● **Written task**: From the listing below, copy every line with the word "labels".

[Extracted records]
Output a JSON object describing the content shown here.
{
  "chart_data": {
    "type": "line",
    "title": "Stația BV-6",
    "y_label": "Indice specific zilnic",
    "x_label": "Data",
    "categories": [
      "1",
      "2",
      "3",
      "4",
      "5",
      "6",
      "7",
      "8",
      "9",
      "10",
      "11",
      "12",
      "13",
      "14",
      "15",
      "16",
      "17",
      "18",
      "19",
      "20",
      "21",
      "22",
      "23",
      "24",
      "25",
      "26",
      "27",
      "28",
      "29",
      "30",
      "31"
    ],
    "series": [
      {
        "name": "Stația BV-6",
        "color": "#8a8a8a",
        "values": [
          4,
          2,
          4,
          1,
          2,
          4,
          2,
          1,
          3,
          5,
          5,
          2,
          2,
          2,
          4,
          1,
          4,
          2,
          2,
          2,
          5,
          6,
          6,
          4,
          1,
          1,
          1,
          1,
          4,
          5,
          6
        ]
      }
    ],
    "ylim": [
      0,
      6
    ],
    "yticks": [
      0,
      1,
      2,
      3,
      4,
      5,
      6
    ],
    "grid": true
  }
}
...
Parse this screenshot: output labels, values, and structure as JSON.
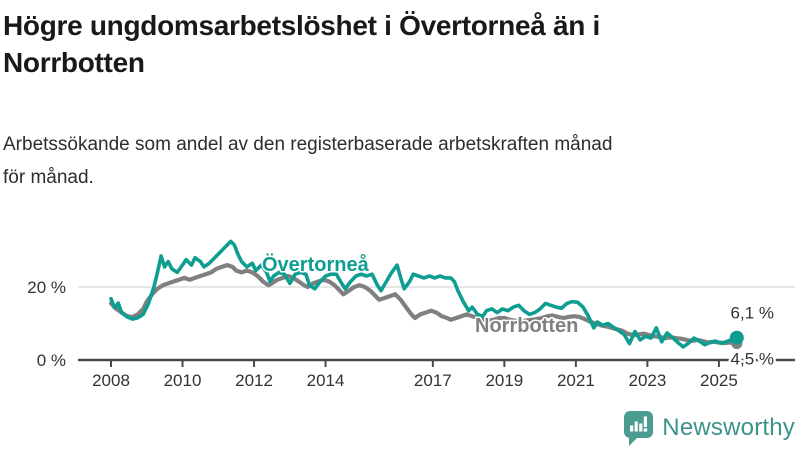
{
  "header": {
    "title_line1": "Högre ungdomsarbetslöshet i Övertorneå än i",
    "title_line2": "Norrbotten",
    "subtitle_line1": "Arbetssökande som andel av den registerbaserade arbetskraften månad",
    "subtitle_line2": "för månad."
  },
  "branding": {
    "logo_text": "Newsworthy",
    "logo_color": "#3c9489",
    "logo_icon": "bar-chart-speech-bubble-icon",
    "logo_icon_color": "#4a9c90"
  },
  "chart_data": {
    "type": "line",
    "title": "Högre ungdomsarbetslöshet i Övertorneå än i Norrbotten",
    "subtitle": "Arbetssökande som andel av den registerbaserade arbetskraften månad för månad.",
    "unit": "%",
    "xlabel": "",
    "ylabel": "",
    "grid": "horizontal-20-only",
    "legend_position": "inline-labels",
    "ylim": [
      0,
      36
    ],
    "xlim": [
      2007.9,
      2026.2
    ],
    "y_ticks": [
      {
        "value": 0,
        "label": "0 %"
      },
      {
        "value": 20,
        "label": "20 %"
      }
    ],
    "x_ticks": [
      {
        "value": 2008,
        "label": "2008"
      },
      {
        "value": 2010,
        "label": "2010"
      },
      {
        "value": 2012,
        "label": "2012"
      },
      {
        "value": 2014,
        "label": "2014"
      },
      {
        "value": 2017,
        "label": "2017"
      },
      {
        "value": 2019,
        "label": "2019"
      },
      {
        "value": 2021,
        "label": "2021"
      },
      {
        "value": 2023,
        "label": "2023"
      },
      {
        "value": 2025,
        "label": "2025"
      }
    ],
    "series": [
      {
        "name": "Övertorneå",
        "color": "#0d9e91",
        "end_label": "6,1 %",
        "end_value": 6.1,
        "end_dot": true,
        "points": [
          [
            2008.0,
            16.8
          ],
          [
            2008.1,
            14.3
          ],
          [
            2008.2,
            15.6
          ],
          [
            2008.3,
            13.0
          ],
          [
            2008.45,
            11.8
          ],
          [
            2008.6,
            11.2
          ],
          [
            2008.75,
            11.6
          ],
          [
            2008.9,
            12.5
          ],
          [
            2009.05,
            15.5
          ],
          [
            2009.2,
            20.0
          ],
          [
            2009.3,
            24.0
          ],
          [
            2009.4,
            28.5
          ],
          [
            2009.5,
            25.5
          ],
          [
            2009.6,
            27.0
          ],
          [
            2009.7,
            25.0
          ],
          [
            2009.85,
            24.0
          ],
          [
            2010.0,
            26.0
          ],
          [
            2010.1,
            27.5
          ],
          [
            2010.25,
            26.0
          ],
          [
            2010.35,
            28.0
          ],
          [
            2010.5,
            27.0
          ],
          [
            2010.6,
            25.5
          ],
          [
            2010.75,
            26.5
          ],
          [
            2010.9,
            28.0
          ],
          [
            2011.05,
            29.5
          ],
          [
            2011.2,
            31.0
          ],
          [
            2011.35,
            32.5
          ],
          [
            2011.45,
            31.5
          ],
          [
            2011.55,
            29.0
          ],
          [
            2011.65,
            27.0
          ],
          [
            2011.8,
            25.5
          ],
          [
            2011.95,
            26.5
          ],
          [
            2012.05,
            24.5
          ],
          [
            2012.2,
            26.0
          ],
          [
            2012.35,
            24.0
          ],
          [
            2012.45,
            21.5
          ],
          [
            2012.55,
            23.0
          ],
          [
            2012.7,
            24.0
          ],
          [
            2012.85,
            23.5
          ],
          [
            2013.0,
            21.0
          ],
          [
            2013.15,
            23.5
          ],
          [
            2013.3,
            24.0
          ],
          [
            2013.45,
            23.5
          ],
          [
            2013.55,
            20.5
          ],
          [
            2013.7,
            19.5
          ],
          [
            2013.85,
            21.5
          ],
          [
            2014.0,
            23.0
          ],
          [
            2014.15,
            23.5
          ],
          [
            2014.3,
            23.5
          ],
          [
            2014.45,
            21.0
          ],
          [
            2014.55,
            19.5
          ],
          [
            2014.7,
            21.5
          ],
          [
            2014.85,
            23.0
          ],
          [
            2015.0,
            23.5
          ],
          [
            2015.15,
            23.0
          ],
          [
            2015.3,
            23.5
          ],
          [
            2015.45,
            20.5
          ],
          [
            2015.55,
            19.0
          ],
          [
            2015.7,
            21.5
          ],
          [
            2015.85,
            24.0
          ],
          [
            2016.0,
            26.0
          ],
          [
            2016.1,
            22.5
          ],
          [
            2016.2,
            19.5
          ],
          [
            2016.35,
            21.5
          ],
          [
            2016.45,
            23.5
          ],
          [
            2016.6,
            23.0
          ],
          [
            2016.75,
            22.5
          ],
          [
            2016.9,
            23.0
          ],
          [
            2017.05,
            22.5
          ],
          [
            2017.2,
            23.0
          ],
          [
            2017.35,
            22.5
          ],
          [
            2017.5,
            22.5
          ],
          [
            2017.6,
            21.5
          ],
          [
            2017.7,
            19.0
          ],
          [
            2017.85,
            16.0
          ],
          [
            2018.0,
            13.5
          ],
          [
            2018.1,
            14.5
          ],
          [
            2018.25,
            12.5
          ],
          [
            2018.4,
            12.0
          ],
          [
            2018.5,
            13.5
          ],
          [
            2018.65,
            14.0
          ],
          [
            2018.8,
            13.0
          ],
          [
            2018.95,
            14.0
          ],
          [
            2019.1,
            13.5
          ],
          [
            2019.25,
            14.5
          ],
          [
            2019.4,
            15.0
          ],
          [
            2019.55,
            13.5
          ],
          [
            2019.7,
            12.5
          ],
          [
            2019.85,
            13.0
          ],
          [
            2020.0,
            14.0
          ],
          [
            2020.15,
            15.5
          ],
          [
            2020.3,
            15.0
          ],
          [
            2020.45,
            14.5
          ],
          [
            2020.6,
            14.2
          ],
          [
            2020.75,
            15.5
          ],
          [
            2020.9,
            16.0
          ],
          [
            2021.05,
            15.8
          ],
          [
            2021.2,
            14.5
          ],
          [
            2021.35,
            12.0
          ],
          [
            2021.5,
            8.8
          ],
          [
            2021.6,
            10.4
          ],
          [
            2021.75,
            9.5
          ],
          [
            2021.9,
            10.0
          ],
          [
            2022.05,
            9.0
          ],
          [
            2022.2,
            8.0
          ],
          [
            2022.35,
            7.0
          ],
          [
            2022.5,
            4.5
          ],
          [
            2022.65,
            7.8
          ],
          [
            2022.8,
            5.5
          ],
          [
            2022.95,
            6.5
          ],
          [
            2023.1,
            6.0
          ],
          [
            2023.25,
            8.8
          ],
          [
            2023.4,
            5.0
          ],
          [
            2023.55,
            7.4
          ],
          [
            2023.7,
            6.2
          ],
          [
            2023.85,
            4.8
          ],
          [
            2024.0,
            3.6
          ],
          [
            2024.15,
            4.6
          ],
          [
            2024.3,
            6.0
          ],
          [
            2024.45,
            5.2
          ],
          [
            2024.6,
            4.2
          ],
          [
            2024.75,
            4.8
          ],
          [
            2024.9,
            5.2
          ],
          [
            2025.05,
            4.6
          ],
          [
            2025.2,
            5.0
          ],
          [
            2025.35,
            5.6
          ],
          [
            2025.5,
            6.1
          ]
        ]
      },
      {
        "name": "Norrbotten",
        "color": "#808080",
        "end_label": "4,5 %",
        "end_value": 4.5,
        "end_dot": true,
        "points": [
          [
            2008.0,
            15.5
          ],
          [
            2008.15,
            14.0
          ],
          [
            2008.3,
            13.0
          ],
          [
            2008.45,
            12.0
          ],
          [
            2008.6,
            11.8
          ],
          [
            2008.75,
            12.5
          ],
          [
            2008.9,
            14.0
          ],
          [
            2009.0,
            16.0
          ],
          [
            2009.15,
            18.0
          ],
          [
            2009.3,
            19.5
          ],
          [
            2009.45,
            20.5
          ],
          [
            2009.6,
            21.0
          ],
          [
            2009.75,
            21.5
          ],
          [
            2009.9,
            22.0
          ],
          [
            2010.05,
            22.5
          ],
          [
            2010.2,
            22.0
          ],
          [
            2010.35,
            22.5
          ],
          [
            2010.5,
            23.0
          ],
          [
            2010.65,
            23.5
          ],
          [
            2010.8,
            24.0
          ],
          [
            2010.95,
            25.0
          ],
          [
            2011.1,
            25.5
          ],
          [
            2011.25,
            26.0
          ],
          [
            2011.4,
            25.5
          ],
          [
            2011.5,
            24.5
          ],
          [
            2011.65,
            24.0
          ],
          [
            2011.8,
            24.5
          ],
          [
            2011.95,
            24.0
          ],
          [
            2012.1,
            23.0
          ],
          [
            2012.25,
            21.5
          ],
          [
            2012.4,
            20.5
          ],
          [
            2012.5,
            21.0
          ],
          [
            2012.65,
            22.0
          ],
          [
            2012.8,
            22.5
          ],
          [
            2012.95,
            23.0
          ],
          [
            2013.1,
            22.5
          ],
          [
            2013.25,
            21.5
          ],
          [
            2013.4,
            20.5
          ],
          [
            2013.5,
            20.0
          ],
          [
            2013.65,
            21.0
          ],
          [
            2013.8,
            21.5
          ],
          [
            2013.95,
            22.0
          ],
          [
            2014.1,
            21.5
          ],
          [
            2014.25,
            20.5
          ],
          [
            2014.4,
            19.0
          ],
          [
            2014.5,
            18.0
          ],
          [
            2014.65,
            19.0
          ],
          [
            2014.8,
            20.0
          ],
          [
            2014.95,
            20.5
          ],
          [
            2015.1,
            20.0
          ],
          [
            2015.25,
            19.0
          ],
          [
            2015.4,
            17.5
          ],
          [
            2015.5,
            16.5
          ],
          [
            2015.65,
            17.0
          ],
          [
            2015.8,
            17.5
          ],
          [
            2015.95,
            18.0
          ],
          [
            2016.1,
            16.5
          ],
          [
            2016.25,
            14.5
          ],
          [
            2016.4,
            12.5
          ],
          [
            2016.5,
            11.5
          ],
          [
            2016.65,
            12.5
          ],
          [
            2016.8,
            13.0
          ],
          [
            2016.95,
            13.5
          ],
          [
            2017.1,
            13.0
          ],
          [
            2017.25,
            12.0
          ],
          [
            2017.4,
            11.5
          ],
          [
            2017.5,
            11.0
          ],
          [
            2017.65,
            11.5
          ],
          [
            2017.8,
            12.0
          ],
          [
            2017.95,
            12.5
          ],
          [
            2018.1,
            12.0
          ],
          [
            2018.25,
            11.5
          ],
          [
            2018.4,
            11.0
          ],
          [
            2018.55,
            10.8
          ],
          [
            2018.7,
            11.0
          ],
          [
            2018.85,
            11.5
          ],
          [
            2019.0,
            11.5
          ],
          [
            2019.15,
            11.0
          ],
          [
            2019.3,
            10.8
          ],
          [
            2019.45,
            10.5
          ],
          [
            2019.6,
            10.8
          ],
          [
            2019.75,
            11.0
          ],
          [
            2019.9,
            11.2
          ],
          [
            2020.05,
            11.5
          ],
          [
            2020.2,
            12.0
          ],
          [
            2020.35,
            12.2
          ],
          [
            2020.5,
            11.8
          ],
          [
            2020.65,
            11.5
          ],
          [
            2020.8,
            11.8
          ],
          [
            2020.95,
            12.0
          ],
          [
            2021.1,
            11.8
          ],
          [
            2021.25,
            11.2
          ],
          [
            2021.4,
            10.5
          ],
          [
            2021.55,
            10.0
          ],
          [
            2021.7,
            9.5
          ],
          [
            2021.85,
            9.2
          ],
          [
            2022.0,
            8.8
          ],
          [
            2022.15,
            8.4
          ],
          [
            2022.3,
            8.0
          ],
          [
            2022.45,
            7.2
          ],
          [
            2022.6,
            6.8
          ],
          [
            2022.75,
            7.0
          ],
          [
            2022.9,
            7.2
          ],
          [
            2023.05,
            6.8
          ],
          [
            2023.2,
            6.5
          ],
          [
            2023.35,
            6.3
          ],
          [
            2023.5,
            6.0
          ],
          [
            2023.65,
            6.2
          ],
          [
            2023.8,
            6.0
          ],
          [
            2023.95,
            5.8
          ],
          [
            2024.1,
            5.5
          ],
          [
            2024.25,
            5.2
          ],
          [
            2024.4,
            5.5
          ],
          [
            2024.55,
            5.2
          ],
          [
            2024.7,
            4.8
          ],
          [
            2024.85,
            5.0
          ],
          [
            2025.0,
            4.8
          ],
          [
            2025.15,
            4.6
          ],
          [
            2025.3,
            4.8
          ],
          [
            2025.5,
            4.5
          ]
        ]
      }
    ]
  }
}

● **Reply**:
Parse this screenshot: output labels, values, and structure as JSON.
    "legend_position": "inline-labels",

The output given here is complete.